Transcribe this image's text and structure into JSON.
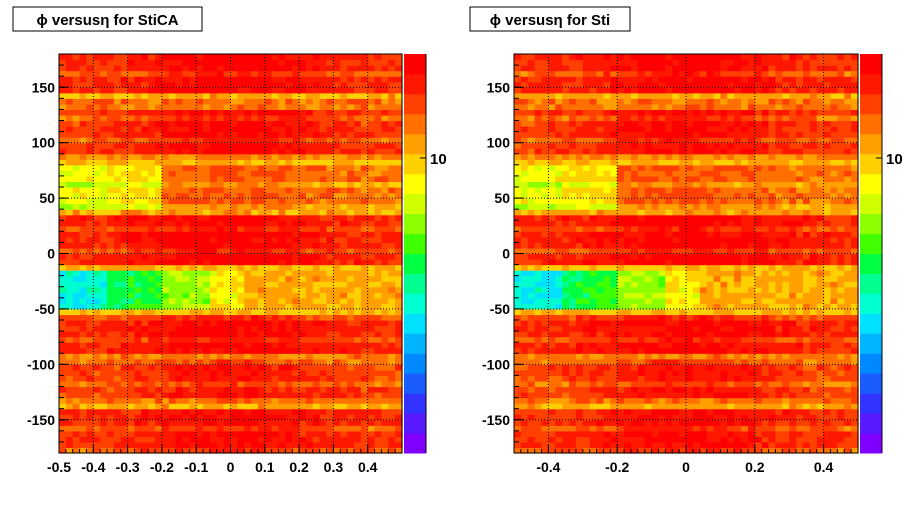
{
  "chart_data": [
    {
      "type": "heatmap",
      "title": "ϕ versusη for StiCA",
      "xlabel": "",
      "ylabel": "",
      "xlim": [
        -0.5,
        0.5
      ],
      "ylim": [
        -180,
        180
      ],
      "x_ticks": [
        "-0.5",
        "-0.4",
        "-0.3",
        "-0.2",
        "-0.1",
        "0",
        "0.1",
        "0.2",
        "0.3",
        "0.4"
      ],
      "x_tick_values": [
        -0.5,
        -0.4,
        -0.3,
        -0.2,
        -0.1,
        0,
        0.1,
        0.2,
        0.3,
        0.4
      ],
      "y_ticks": [
        "150",
        "100",
        "50",
        "0",
        "-50",
        "-100",
        "-150"
      ],
      "y_tick_values": [
        150,
        100,
        50,
        0,
        -50,
        -100,
        -150
      ],
      "colorbar_label": "10",
      "grid": true,
      "description_bands": [
        {
          "phi_range": [
            145,
            180
          ],
          "level": "high"
        },
        {
          "phi_range": [
            90,
            130
          ],
          "level": "high"
        },
        {
          "phi_range": [
            40,
            80
          ],
          "level": "medium-low at eta<-0.2"
        },
        {
          "phi_range": [
            -10,
            40
          ],
          "level": "high"
        },
        {
          "phi_range": [
            -50,
            -15
          ],
          "level": "low"
        },
        {
          "phi_range": [
            -90,
            -50
          ],
          "level": "high"
        },
        {
          "phi_range": [
            -180,
            -95
          ],
          "level": "high-medium"
        }
      ]
    },
    {
      "type": "heatmap",
      "title": "ϕ versusη for Sti",
      "xlabel": "",
      "ylabel": "",
      "xlim": [
        -0.5,
        0.5
      ],
      "ylim": [
        -180,
        180
      ],
      "x_ticks": [
        "-0.4",
        "-0.2",
        "0",
        "0.2",
        "0.4"
      ],
      "x_tick_values": [
        -0.4,
        -0.2,
        0,
        0.2,
        0.4
      ],
      "y_ticks": [
        "150",
        "100",
        "50",
        "0",
        "-50",
        "-100",
        "-150"
      ],
      "y_tick_values": [
        150,
        100,
        50,
        0,
        -50,
        -100,
        -150
      ],
      "colorbar_label": "10",
      "grid": true
    }
  ],
  "palette": [
    "#7f00ff",
    "#5a1aff",
    "#3333ff",
    "#1a5cff",
    "#0088ff",
    "#00b4ff",
    "#00e0ff",
    "#00ffd0",
    "#00ff90",
    "#00ff40",
    "#40ff00",
    "#8cff00",
    "#d0ff00",
    "#ffff00",
    "#ffd000",
    "#ffa000",
    "#ff7000",
    "#ff4000",
    "#ff1800",
    "#ff0000"
  ]
}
━━━━━━━━━━━━━━━━
EXERCISE DIRECTIONS
Output an exact copy of the material, with the pictures removed.

RESPONSE BELOW
Transcribe this image's text and structure into JSON.
{
  "chart_data": [
    {
      "type": "heatmap",
      "title": "ϕ versusη for StiCA",
      "xlabel": "",
      "ylabel": "",
      "xlim": [
        -0.5,
        0.5
      ],
      "ylim": [
        -180,
        180
      ],
      "x_ticks": [
        "-0.5",
        "-0.4",
        "-0.3",
        "-0.2",
        "-0.1",
        "0",
        "0.1",
        "0.2",
        "0.3",
        "0.4"
      ],
      "x_tick_values": [
        -0.5,
        -0.4,
        -0.3,
        -0.2,
        -0.1,
        0,
        0.1,
        0.2,
        0.3,
        0.4
      ],
      "y_ticks": [
        "150",
        "100",
        "50",
        "0",
        "-50",
        "-100",
        "-150"
      ],
      "y_tick_values": [
        150,
        100,
        50,
        0,
        -50,
        -100,
        -150
      ],
      "colorbar_label": "10",
      "grid": true,
      "description_bands": [
        {
          "phi_range": [
            145,
            180
          ],
          "level": "high"
        },
        {
          "phi_range": [
            90,
            130
          ],
          "level": "high"
        },
        {
          "phi_range": [
            40,
            80
          ],
          "level": "medium-low at eta<-0.2"
        },
        {
          "phi_range": [
            -10,
            40
          ],
          "level": "high"
        },
        {
          "phi_range": [
            -50,
            -15
          ],
          "level": "low"
        },
        {
          "phi_range": [
            -90,
            -50
          ],
          "level": "high"
        },
        {
          "phi_range": [
            -180,
            -95
          ],
          "level": "high-medium"
        }
      ]
    },
    {
      "type": "heatmap",
      "title": "ϕ versusη for Sti",
      "xlabel": "",
      "ylabel": "",
      "xlim": [
        -0.5,
        0.5
      ],
      "ylim": [
        -180,
        180
      ],
      "x_ticks": [
        "-0.4",
        "-0.2",
        "0",
        "0.2",
        "0.4"
      ],
      "x_tick_values": [
        -0.4,
        -0.2,
        0,
        0.2,
        0.4
      ],
      "y_ticks": [
        "150",
        "100",
        "50",
        "0",
        "-50",
        "-100",
        "-150"
      ],
      "y_tick_values": [
        150,
        100,
        50,
        0,
        -50,
        -100,
        -150
      ],
      "colorbar_label": "10",
      "grid": true
    }
  ],
  "palette": [
    "#7f00ff",
    "#5a1aff",
    "#3333ff",
    "#1a5cff",
    "#0088ff",
    "#00b4ff",
    "#00e0ff",
    "#00ffd0",
    "#00ff90",
    "#00ff40",
    "#40ff00",
    "#8cff00",
    "#d0ff00",
    "#ffff00",
    "#ffd000",
    "#ffa000",
    "#ff7000",
    "#ff4000",
    "#ff1800",
    "#ff0000"
  ]
}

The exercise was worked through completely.